Exercise text >>
---*---
The head of Libya’s National Oil Corp. (NOC) has highlighted the North African country’s role in meeting Europe’s energy security needs and downplayed the risks.

“Many observers” see Libya as a “high risk territory” for oil investors but this is not accurate, chairman Mustafa Sanalla told attendees at the Verso Sud forum in Sorrento, Italy.

NOC is working to incentivise company investment through changing contract terms, Sanalla said. The government and NOC have taken “the first step to set in motion” such changes.

They are “working collectively to determine the best contractual terms that are fair to our future partners companies, and which will recognise and appreciate the value of the resources that positioned under our soil and the value that the concession holders will bring to develop, produce and steady progress in boosting those resources”.

The plan, he said, is to set out the contract change ambitions by the end of the year.

Company plans

In the meantime, though, companies are returning to Libyan operations, he said.

The official noted the return of a number of companies, including Eni, TotalEnergies, ConocoPhillips and Equinor, in the last two years. They have invested more than $1 billion per year, he said.

More companies are working on a return, including BP, Sonatrach and PGNiG.

He highlighted a Total, Conoco and Hess plan for the North Gialo 6J and NC 98 plan. This onshore oil project has an estimated budget of $3.5 billion. NOC is reviewing these plans, he said.

Total set out its support for the 100,000 barrel per day North Gialo project in November 2021. The company said this would involve a $2 billion investment.

“We have other gas development ready projects, such as NC 7 and NC 210/Atshan, in the Ghadames Basin,” Sanalla said. This will require an investment of more than $4bn and will provide gas to the local and international markets within three to five years.

Since the invasion of Ukraine, Europe has taken steps to reduce its reliance on Russian gas. As a first step, the focus is on existing North African exporters: Egypt, Algeria – and Libya.

Sanalla said Libya was “the right place to invest in natural gas due to the current crisis in Europe”.

Political pressure

While Sanalla highlighted Libya’s advantages, the US embassy in Tripoli put out a statement supporting the freeze on transfer of oil revenues to the Libyan Foreign Bank.

US Ambassador Richard Norland told Al-Wasat that, as a result of “tremendous pressure”, Sanalla had been pressured to transfer $8bn to the Central Bank of Libya (CBL).

The Tripoli-based government – led by Prime Minister Abdul Hamid Dbeibeh – has access to funds in the CBL. The eastern House of Representatives (HoR) announced a new prime minister, Fathi Bashagha, in February, challenging Dbeibeh.

Amid the dispute over legitimacy, local groups have closed a number of Libyan fields and terminals.

The US embassy said “transparent management” was necessary to restore Libyan oil production. The US is ready to support such efforts, it said, with the longer-term goal of holding parliamentary and presidential elections.

Bashagha wrote an op-ed recently in The Times, calling for foreign mercenaries to leave Libya. In particular, he highlighted the presence of Russia’s Wagner Group.

Bashagha then denied he had written the piece, on May 4, saying the newspaper should avoid publishing “false articles”.

The Times disputed his statement. “We stand by our publishing of this article and Fathi Bashagha’s staff have confirmed to us it is accurate,” the newspaper said.
---*---
What the exercise asks >> Could you repeat, word for word, the part of the Libyan oil article that begins at "Company plans" and stops after "a $2 billion investment."?

(Dataset excerpts)
---*---
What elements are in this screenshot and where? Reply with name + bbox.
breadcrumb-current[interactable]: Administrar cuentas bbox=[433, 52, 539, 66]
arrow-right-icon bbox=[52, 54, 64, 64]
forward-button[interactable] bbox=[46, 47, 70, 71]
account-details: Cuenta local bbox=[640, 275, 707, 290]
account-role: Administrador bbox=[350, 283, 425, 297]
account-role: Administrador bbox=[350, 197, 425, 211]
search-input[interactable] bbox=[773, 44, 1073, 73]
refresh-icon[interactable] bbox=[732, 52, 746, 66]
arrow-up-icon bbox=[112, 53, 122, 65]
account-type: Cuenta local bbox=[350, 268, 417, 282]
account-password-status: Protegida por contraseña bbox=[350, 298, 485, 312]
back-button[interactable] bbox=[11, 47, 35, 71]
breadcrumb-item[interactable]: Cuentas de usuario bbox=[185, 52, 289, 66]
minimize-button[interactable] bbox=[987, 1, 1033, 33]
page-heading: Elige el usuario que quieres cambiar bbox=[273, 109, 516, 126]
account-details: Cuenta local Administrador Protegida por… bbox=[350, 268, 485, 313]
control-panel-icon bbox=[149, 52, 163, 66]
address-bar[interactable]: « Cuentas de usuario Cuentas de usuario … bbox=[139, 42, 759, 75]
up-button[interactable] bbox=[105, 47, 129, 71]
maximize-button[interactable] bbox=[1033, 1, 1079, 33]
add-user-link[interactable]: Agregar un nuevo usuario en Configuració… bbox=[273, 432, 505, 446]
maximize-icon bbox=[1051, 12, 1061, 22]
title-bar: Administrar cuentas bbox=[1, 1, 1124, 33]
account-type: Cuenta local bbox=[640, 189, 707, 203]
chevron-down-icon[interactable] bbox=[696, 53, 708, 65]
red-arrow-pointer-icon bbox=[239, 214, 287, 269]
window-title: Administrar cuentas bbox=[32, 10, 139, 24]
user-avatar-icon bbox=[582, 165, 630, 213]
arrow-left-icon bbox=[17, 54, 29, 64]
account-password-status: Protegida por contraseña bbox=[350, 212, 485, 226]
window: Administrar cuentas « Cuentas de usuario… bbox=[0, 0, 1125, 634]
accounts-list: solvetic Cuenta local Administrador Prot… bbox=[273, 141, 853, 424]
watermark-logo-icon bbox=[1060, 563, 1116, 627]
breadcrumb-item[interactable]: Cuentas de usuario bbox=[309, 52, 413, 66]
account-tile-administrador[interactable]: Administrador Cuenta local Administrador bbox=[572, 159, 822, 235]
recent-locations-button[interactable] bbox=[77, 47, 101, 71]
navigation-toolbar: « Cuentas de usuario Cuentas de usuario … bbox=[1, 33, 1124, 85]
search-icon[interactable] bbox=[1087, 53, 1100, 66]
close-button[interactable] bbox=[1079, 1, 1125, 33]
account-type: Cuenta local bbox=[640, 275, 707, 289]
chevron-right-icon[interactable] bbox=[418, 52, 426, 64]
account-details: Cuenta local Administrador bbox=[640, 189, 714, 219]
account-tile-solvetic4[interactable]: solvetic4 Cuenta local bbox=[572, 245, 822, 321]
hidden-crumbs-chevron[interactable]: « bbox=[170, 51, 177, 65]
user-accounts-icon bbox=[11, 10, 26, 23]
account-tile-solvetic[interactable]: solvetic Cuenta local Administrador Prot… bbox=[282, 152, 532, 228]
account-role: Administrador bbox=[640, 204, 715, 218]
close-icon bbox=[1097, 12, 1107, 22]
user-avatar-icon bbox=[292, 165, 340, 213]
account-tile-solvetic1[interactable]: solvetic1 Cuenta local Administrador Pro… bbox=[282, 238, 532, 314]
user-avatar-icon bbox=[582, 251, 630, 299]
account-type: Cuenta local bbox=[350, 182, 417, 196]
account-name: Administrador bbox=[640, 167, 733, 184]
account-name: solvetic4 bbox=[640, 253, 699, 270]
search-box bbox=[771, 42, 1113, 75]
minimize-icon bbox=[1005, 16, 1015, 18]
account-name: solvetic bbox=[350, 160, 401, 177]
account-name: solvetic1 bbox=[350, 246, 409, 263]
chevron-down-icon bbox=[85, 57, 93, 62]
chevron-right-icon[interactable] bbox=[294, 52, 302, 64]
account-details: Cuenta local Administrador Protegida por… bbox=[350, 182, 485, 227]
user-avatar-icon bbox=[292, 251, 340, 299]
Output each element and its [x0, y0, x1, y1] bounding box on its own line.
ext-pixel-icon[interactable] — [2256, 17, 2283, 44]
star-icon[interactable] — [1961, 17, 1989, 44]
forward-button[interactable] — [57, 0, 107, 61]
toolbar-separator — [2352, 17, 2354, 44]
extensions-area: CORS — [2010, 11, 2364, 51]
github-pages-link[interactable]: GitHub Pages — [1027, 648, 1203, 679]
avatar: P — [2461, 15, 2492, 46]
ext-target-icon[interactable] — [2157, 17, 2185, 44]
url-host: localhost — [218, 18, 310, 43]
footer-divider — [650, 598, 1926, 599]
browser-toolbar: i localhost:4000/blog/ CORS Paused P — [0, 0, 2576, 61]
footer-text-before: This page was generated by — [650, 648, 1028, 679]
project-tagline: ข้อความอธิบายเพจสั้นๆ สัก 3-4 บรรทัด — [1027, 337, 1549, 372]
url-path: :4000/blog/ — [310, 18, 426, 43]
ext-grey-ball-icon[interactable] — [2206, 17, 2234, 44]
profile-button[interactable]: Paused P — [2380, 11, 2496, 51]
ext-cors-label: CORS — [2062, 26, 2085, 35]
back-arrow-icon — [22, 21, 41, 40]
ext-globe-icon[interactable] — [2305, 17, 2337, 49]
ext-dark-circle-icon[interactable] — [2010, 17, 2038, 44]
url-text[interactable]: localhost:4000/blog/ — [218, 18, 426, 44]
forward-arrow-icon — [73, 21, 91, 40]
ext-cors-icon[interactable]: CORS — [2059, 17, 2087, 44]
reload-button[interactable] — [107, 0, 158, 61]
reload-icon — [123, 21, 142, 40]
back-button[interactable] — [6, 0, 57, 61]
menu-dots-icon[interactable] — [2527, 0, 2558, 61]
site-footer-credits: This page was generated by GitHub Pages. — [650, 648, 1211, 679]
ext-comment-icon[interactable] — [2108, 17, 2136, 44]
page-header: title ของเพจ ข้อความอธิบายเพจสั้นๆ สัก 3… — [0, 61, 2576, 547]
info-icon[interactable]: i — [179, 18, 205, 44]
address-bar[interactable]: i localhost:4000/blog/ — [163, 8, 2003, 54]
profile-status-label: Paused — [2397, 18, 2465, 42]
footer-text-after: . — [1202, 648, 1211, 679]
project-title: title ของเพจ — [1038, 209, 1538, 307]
---*---
Your response >>
Company plans

In the meantime, though, companies are returning to Libyan operations, he said.

The official noted the return of a number of companies, including Eni, TotalEnergies, ConocoPhillips and Equinor, in the last two years. They have invested more than $1 billion per year, he said.

More companies are working on a return, including BP, Sonatrach and PGNiG.

He highlighted a Total, Conoco and Hess plan for the North Gialo 6J and NC 98 plan. This onshore oil project has an estimated budget of $3.5 billion. NOC is reviewing these plans, he said.

Total set out its support for the 100,000 barrel per day North Gialo project in November 2021. The company said this would involve a $2 billion investment.